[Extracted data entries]
————————

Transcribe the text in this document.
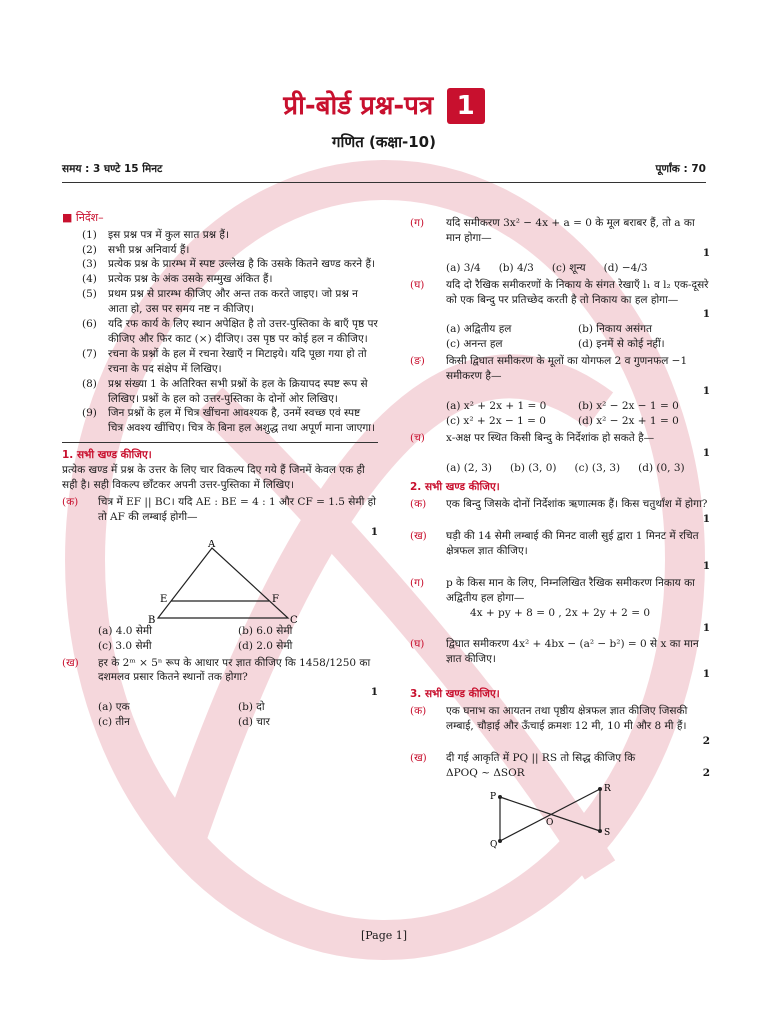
प्री-बोर्ड प्रश्न-पत्र 1
गणित (कक्षा-10)
समय : 3 घण्टे 15 मिनट	पूर्णांक : 70
■ निर्देश–
(1)	इस प्रश्न पत्र में कुल सात प्रश्न हैं।
(2)	सभी प्रश्न अनिवार्य हैं।
(3)	प्रत्येक प्रश्न के प्रारम्भ में स्पष्ट उल्लेख है कि उसके कितने खण्ड करने हैं।
(4)	प्रत्येक प्रश्न के अंक उसके सम्मुख अंकित हैं।
(5)	प्रथम प्रश्न से प्रारम्भ कीजिए और अन्त तक करते जाइए। जो प्रश्न न आता हो, उस पर समय नष्ट न कीजिए।
(6)	यदि रफ कार्य के लिए स्थान अपेक्षित है तो उत्तर-पुस्तिका के बाएँ पृष्ठ पर कीजिए और फिर काट (×) दीजिए। उस पृष्ठ पर कोई हल न कीजिए।
(7)	रचना के प्रश्नों के हल में रचना रेखाएँ न मिटाइये। यदि पूछा गया हो तो रचना के पद संक्षेप में लिखिए।
(8)	प्रश्न संख्या 1 के अतिरिक्त सभी प्रश्नों के हल के क्रियापद स्पष्ट रूप से लिखिए। प्रश्नों के हल को उत्तर-पुस्तिका के दोनों ओर लिखिए।
(9)	जिन प्रश्नों के हल में चित्र खींचना आवश्यक है, उनमें स्वच्छ एवं स्पष्ट चित्र अवश्य खींचिए। चित्र के बिना हल अशुद्ध तथा अपूर्ण माना जाएगा।
1. सभी खण्ड कीजिए।
प्रत्येक खण्ड में प्रश्न के उत्तर के लिए चार विकल्प दिए गये हैं जिनमें केवल एक ही सही है। सही विकल्प छाँटकर अपनी उत्तर-पुस्तिका में लिखिए।
(क)	चित्र में EF || BC। यदि AE : BE = 4 : 1 और CF = 1.5 सेमी हो तो AF की लम्बाई होगी—
1
A
E	F
B	C
(a) 4.0 सेमी	(b) 6.0 सेमी
(c) 3.0 सेमी	(d) 2.0 सेमी
(ख)	हर के 2ᵐ × 5ⁿ रूप के आधार पर ज्ञात कीजिए कि 1458/1250 का दशमलव प्रसार कितने स्थानों तक होगा?
1
(a) एक	(b) दो
(c) तीन	(d) चार
(ग)	यदि समीकरण 3x² − 4x + a = 0 के मूल बराबर हैं, तो a का मान होगा—
1
(a) 3/4 (b) 4/3 (c) शून्य (d) −4/3
(घ)	यदि दो रैखिक समीकरणों के निकाय के संगत रेखाएँ l₁ व l₂ एक-दूसरे को एक बिन्दु पर प्रतिच्छेद करती है तो निकाय का हल होगा—
1
(a) अद्वितीय हल	(b) निकाय असंगत
(c) अनन्त हल	(d) इनमें से कोई नहीं।
(ङ)	किसी द्विघात समीकरण के मूलों का योगफल 2 व गुणनफल −1 समीकरण है—
1
(a) x² + 2x + 1 = 0	(b) x² − 2x − 1 = 0
(c) x² + 2x − 1 = 0	(d) x² − 2x + 1 = 0
(च)	x-अक्ष पर स्थित किसी बिन्दु के निर्देशांक हो सकते है—
1
(a) (2, 3) (b) (3, 0) (c) (3, 3) (d) (0, 3)
2. सभी खण्ड कीजिए।
(क)	एक बिन्दु जिसके दोनों निर्देशांक ऋणात्मक हैं। किस चतुर्थांश में होगा?
1
(ख)	घड़ी की 14 सेमी लम्बाई की मिनट वाली सुई द्वारा 1 मिनट में रचित क्षेत्रफल ज्ञात कीजिए।
1
(ग)	p के किस मान के लिए, निम्नलिखित रैखिक समीकरण निकाय का अद्वितीय हल होगा—
4x + py + 8 = 0 , 2x + 2y + 2 = 0
1
(घ)	द्विघात समीकरण 4x² + 4bx − (a² − b²) = 0 से x का मान ज्ञात कीजिए।
1
3. सभी खण्ड कीजिए।
(क)	एक घनाभ का आयतन तथा पृष्ठीय क्षेत्रफल ज्ञात कीजिए जिसकी लम्बाई, चौड़ाई और ऊँचाई क्रमशः 12 मी, 10 मी और 8 मी हैं।
2
(ख)	दी गई आकृति में PQ || RS तो सिद्ध कीजिए कि
ΔPOQ ~ ΔSOR	2
P
Q
O
R
S
[Page 1]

————————

[Description of the task]
Without the pictures, repeat the listing above exactly.

[Written answer]
Transcribe the text in this document.
प्री-बोर्ड प्रश्न-पत्र 1
गणित (कक्षा-10)
समय : 3 घण्टे 15 मिनट	पूर्णांक : 70
■ निर्देश–
(1)	इस प्रश्न पत्र में कुल सात प्रश्न हैं।
(2)	सभी प्रश्न अनिवार्य हैं।
(3)	प्रत्येक प्रश्न के प्रारम्भ में स्पष्ट उल्लेख है कि उसके कितने खण्ड करने हैं।
(4)	प्रत्येक प्रश्न के अंक उसके सम्मुख अंकित हैं।
(5)	प्रथम प्रश्न से प्रारम्भ कीजिए और अन्त तक करते जाइए। जो प्रश्न न आता हो, उस पर समय नष्ट न कीजिए।
(6)	यदि रफ कार्य के लिए स्थान अपेक्षित है तो उत्तर-पुस्तिका के बाएँ पृष्ठ पर कीजिए और फिर काट (×) दीजिए। उस पृष्ठ पर कोई हल न कीजिए।
(7)	रचना के प्रश्नों के हल में रचना रेखाएँ न मिटाइये। यदि पूछा गया हो तो रचना के पद संक्षेप में लिखिए।
(8)	प्रश्न संख्या 1 के अतिरिक्त सभी प्रश्नों के हल के क्रियापद स्पष्ट रूप से लिखिए। प्रश्नों के हल को उत्तर-पुस्तिका के दोनों ओर लिखिए।
(9)	जिन प्रश्नों के हल में चित्र खींचना आवश्यक है, उनमें स्वच्छ एवं स्पष्ट चित्र अवश्य खींचिए। चित्र के बिना हल अशुद्ध तथा अपूर्ण माना जाएगा।
1. सभी खण्ड कीजिए।
प्रत्येक खण्ड में प्रश्न के उत्तर के लिए चार विकल्प दिए गये हैं जिनमें केवल एक ही सही है। सही विकल्प छाँटकर अपनी उत्तर-पुस्तिका में लिखिए।
(क)	चित्र में EF || BC। यदि AE : BE = 4 : 1 और CF = 1.5 सेमी हो तो AF की लम्बाई होगी—
1
A
E	F
B	C
(a) 4.0 सेमी	(b) 6.0 सेमी
(c) 3.0 सेमी	(d) 2.0 सेमी
(ख)	हर के 2ᵐ × 5ⁿ रूप के आधार पर ज्ञात कीजिए कि 1458/1250 का दशमलव प्रसार कितने स्थानों तक होगा?
1
(a) एक	(b) दो
(c) तीन	(d) चार
(ग)	यदि समीकरण 3x² − 4x + a = 0 के मूल बराबर हैं, तो a का मान होगा—
1
(a) 3/4 (b) 4/3 (c) शून्य (d) −4/3
(घ)	यदि दो रैखिक समीकरणों के निकाय के संगत रेखाएँ l₁ व l₂ एक-दूसरे को एक बिन्दु पर प्रतिच्छेद करती है तो निकाय का हल होगा—
1
(a) अद्वितीय हल	(b) निकाय असंगत
(c) अनन्त हल	(d) इनमें से कोई नहीं।
(ङ)	किसी द्विघात समीकरण के मूलों का योगफल 2 व गुणनफल −1 समीकरण है—
1
(a) x² + 2x + 1 = 0	(b) x² − 2x − 1 = 0
(c) x² + 2x − 1 = 0	(d) x² − 2x + 1 = 0
(च)	x-अक्ष पर स्थित किसी बिन्दु के निर्देशांक हो सकते है—
1
(a) (2, 3) (b) (3, 0) (c) (3, 3) (d) (0, 3)
2. सभी खण्ड कीजिए।
(क)	एक बिन्दु जिसके दोनों निर्देशांक ऋणात्मक हैं। किस चतुर्थांश में होगा?
1
(ख)	घड़ी की 14 सेमी लम्बाई की मिनट वाली सुई द्वारा 1 मिनट में रचित क्षेत्रफल ज्ञात कीजिए।
1
(ग)	p के किस मान के लिए, निम्नलिखित रैखिक समीकरण निकाय का अद्वितीय हल होगा—
4x + py + 8 = 0 , 2x + 2y + 2 = 0
1
(घ)	द्विघात समीकरण 4x² + 4bx − (a² − b²) = 0 से x का मान ज्ञात कीजिए।
1
3. सभी खण्ड कीजिए।
(क)	एक घनाभ का आयतन तथा पृष्ठीय क्षेत्रफल ज्ञात कीजिए जिसकी लम्बाई, चौड़ाई और ऊँचाई क्रमशः 12 मी, 10 मी और 8 मी हैं।
2
(ख)	दी गई आकृति में PQ || RS तो सिद्ध कीजिए कि
ΔPOQ ~ ΔSOR	2
P
Q
O
R
S
[Page 1]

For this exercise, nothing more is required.